EXERCISE REQUIREMENTS ▸
Pick out all lines with the word "bottom" from the records that follow.

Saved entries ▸
>>

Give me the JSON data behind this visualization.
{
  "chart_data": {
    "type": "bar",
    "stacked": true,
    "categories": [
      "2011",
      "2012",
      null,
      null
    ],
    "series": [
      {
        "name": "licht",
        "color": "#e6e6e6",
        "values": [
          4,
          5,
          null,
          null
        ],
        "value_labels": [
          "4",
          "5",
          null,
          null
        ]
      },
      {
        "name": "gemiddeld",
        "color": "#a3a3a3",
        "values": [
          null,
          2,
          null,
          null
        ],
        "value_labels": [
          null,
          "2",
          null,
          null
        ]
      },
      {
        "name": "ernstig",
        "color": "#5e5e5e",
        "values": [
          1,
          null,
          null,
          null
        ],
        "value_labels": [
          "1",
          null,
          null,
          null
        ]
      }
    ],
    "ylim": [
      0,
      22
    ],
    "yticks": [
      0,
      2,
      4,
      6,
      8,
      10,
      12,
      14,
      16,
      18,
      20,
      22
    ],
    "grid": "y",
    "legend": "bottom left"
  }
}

<<
>>

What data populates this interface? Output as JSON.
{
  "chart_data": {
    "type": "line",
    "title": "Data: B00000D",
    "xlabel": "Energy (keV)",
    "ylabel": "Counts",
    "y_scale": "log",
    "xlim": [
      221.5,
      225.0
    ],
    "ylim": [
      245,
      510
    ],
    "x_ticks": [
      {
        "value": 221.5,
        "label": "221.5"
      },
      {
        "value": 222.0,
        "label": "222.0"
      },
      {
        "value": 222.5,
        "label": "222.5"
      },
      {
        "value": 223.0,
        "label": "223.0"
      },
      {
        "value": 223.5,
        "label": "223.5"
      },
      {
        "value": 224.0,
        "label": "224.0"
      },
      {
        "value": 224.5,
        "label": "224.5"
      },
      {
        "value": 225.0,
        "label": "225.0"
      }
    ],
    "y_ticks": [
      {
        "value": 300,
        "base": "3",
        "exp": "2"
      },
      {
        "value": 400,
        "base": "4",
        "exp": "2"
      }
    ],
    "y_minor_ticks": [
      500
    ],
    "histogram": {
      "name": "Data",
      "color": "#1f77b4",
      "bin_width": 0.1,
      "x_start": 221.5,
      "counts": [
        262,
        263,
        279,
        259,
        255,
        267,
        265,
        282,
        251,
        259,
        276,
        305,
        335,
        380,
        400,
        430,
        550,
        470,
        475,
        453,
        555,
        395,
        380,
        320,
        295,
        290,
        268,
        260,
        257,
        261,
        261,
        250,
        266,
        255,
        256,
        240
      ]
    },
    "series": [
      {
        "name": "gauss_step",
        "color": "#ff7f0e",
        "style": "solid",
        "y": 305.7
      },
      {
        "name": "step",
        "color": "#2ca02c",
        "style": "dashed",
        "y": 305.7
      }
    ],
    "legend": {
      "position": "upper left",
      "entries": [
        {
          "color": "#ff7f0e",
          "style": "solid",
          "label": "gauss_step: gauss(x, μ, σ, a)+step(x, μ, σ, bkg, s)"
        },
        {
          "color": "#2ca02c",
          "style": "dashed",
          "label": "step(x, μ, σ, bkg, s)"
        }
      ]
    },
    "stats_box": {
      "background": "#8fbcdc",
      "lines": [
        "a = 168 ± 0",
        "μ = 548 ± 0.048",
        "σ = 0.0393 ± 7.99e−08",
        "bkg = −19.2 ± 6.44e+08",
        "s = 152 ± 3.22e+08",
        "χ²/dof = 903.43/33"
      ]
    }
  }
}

<<
>>

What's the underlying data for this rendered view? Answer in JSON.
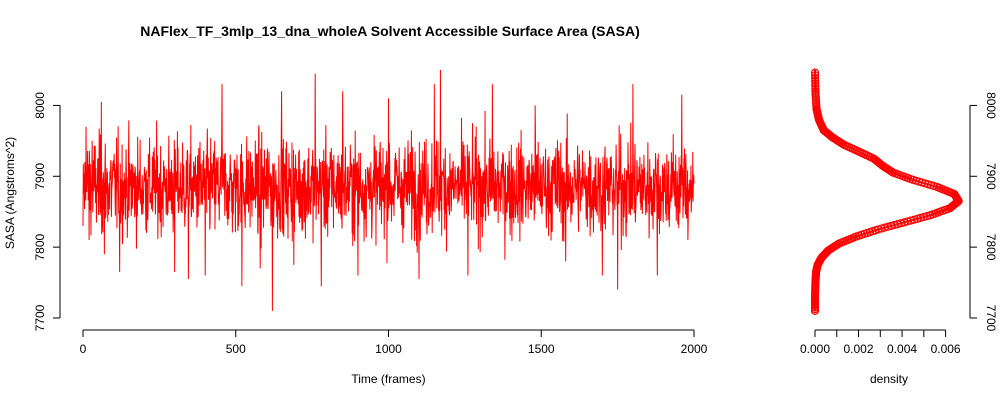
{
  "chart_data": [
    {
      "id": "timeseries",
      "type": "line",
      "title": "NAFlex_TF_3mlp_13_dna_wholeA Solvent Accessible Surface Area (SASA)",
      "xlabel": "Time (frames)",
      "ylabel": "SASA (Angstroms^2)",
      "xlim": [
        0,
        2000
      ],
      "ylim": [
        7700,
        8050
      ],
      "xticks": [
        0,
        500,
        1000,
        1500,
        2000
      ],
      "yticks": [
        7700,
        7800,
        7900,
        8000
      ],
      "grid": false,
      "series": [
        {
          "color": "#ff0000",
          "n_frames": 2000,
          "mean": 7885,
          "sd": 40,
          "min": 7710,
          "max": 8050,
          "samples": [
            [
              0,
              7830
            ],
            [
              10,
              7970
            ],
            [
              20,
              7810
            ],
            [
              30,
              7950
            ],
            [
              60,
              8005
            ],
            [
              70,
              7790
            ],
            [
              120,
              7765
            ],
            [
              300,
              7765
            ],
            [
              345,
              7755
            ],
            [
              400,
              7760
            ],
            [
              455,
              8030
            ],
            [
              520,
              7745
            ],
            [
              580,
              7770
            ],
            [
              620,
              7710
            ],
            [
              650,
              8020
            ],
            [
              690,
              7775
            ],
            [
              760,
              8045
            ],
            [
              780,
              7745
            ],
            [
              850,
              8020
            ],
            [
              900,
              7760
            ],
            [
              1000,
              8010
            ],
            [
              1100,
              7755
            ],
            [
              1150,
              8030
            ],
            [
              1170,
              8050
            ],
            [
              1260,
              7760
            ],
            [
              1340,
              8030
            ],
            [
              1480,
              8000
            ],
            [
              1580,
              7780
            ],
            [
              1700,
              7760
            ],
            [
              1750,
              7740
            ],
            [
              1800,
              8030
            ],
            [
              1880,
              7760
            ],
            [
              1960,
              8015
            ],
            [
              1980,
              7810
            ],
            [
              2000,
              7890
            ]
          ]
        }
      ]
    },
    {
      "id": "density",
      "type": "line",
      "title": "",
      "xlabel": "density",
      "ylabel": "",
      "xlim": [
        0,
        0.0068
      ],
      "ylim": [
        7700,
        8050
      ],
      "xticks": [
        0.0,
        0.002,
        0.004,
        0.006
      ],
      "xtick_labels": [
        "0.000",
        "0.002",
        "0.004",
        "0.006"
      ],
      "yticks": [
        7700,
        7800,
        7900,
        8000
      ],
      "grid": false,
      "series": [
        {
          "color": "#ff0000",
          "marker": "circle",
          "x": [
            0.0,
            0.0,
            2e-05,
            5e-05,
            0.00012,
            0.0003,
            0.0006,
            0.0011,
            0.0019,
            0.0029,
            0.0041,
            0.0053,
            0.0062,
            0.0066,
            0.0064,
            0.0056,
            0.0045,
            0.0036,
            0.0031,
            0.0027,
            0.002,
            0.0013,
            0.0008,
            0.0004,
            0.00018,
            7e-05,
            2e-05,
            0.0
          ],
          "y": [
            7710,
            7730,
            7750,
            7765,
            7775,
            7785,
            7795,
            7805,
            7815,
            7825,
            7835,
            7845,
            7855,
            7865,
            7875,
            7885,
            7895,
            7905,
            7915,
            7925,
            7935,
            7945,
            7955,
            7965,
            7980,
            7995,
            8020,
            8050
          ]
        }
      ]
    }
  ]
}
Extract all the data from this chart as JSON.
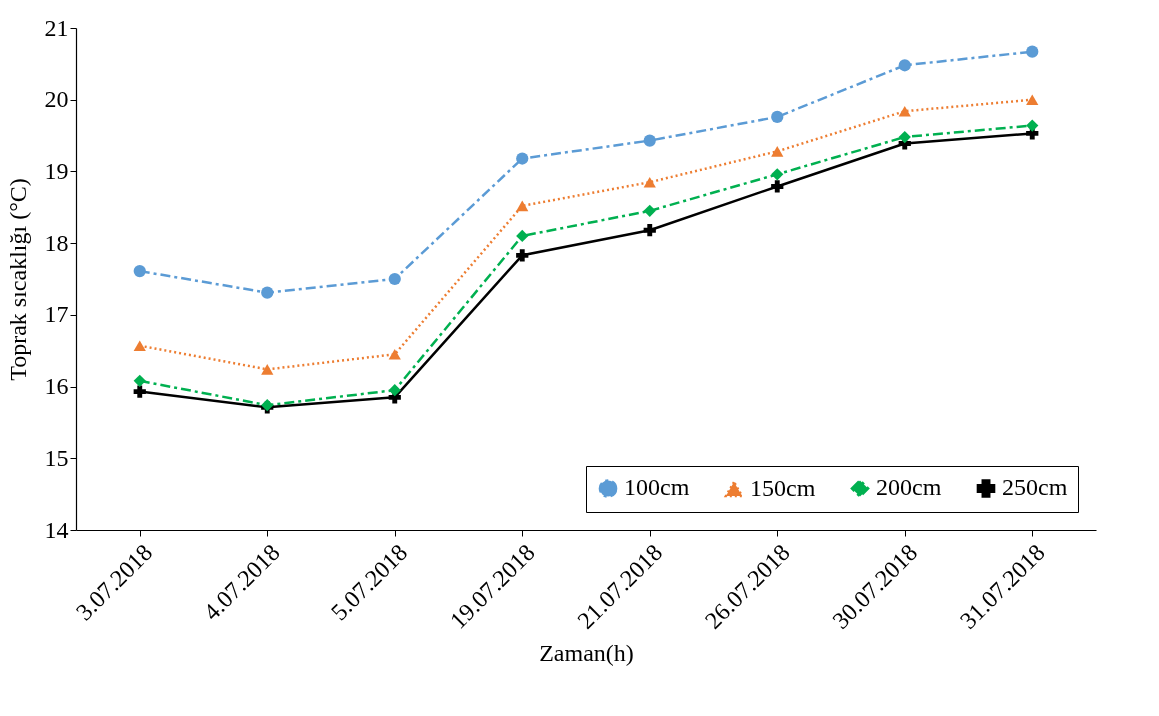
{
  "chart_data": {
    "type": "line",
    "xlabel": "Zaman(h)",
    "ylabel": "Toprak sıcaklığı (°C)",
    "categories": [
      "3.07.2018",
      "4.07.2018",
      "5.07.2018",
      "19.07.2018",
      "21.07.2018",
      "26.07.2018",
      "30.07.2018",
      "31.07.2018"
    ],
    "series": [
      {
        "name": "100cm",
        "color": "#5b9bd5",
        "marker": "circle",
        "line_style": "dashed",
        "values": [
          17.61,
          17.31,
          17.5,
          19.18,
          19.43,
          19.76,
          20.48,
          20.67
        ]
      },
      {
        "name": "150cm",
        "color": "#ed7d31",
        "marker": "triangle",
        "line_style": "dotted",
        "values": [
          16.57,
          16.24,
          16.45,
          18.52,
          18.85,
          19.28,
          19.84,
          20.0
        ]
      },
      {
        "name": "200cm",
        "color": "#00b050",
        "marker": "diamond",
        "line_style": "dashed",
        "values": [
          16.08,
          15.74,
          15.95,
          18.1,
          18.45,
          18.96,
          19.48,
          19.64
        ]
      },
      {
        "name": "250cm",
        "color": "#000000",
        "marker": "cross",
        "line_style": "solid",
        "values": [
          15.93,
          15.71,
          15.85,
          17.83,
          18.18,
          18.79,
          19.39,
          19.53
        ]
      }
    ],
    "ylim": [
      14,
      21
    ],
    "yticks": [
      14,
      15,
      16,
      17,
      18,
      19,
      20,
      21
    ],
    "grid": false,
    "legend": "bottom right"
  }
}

<<

SOLUTION BELOW ▸
    "legend": "bottom left"
    "legend": "bottom right"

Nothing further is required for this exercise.